A block of data:
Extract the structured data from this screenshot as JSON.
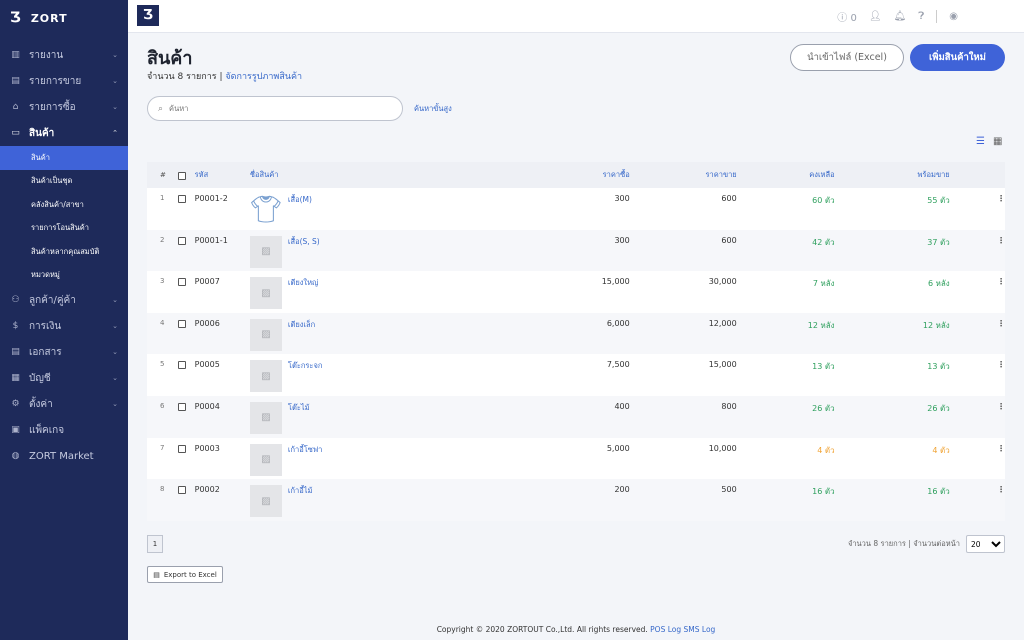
{
  "app": {
    "brand": "ZORT",
    "topbar_logo": "Ʒ",
    "notif_count": "0"
  },
  "sidebar": {
    "items": [
      {
        "label": "รายงาน",
        "icon": "chart-icon",
        "glyph": "▥",
        "chevron": "⌄"
      },
      {
        "label": "รายการขาย",
        "icon": "clipboard-icon",
        "glyph": "▤",
        "chevron": "⌄"
      },
      {
        "label": "รายการซื้อ",
        "icon": "basket-icon",
        "glyph": "⌂",
        "chevron": "⌄"
      },
      {
        "label": "สินค้า",
        "icon": "box-icon",
        "glyph": "▭",
        "chevron": "⌃"
      }
    ],
    "sub_items": [
      "สินค้า",
      "สินค้าเป็นชุด",
      "คลังสินค้า/สาขา",
      "รายการโอนสินค้า",
      "สินค้าหลากคุณสมบัติ",
      "หมวดหมู่"
    ],
    "items_after": [
      {
        "label": "ลูกค้า/คู่ค้า",
        "icon": "users-icon",
        "glyph": "⚇",
        "chevron": "⌄"
      },
      {
        "label": "การเงิน",
        "icon": "money-icon",
        "glyph": "$",
        "chevron": "⌄"
      },
      {
        "label": "เอกสาร",
        "icon": "document-icon",
        "glyph": "▤",
        "chevron": "⌄"
      },
      {
        "label": "บัญชี",
        "icon": "ledger-icon",
        "glyph": "▦",
        "chevron": "⌄"
      },
      {
        "label": "ตั้งค่า",
        "icon": "gear-icon",
        "glyph": "⚙",
        "chevron": "⌄"
      },
      {
        "label": "แพ็คเกจ",
        "icon": "package-icon",
        "glyph": "▣",
        "chevron": ""
      },
      {
        "label": "ZORT Market",
        "icon": "chat-icon",
        "glyph": "◍",
        "chevron": ""
      }
    ]
  },
  "page": {
    "title": "สินค้า",
    "count_text": "จำนวน 8 รายการ",
    "manage_images": "จัดการรูปภาพสินค้า",
    "import_label": "นำเข้าไฟล์ (Excel)",
    "add_label": "เพิ่มสินค้าใหม่",
    "search_placeholder": "ค้นหา",
    "advanced_search": "ค้นหาขั้นสูง"
  },
  "table": {
    "headers": {
      "num": "#",
      "code": "รหัส",
      "name": "ชื่อสินค้า",
      "cost": "ราคาซื้อ",
      "price": "ราคาขาย",
      "stock": "คงเหลือ",
      "available": "พร้อมขาย"
    },
    "rows": [
      {
        "num": "1",
        "code": "P0001-2",
        "name": "เสื้อ(M)",
        "cost": "300",
        "price": "600",
        "stock": "60 ตัว",
        "available": "55 ตัว",
        "status": "green",
        "image": "shirt"
      },
      {
        "num": "2",
        "code": "P0001-1",
        "name": "เสื้อ(S, S)",
        "cost": "300",
        "price": "600",
        "stock": "42 ตัว",
        "available": "37 ตัว",
        "status": "green",
        "image": "placeholder"
      },
      {
        "num": "3",
        "code": "P0007",
        "name": "เตียงใหญ่",
        "cost": "15,000",
        "price": "30,000",
        "stock": "7 หลัง",
        "available": "6 หลัง",
        "status": "green",
        "image": "placeholder"
      },
      {
        "num": "4",
        "code": "P0006",
        "name": "เตียงเล็ก",
        "cost": "6,000",
        "price": "12,000",
        "stock": "12 หลัง",
        "available": "12 หลัง",
        "status": "green",
        "image": "placeholder"
      },
      {
        "num": "5",
        "code": "P0005",
        "name": "โต๊ะกระจก",
        "cost": "7,500",
        "price": "15,000",
        "stock": "13 ตัว",
        "available": "13 ตัว",
        "status": "green",
        "image": "placeholder"
      },
      {
        "num": "6",
        "code": "P0004",
        "name": "โต๊ะไม้",
        "cost": "400",
        "price": "800",
        "stock": "26 ตัว",
        "available": "26 ตัว",
        "status": "green",
        "image": "placeholder"
      },
      {
        "num": "7",
        "code": "P0003",
        "name": "เก้าอี้โซฟา",
        "cost": "5,000",
        "price": "10,000",
        "stock": "4 ตัว",
        "available": "4 ตัว",
        "status": "orange",
        "image": "placeholder"
      },
      {
        "num": "8",
        "code": "P0002",
        "name": "เก้าอี้ไม้",
        "cost": "200",
        "price": "500",
        "stock": "16 ตัว",
        "available": "16 ตัว",
        "status": "green",
        "image": "placeholder"
      }
    ]
  },
  "pagination": {
    "page": "1",
    "summary": "จำนวน 8 รายการ | จำนวนต่อหน้า",
    "per_page": "20"
  },
  "export_label": "Export to Excel",
  "footer": {
    "copyright": "Copyright © 2020 ZORTOUT Co.,Ltd. All rights reserved.",
    "pos": "POS",
    "log": "Log",
    "sms_log": "SMS Log"
  },
  "colors": {
    "sidebar": "#1e2a5a",
    "accent": "#3f63d8",
    "ok": "#2fa05e",
    "warn": "#f0a232"
  }
}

**Exercise prompt**
Count how many lines in the data contain the word "cost", giving the number without comment.

**Task response**
9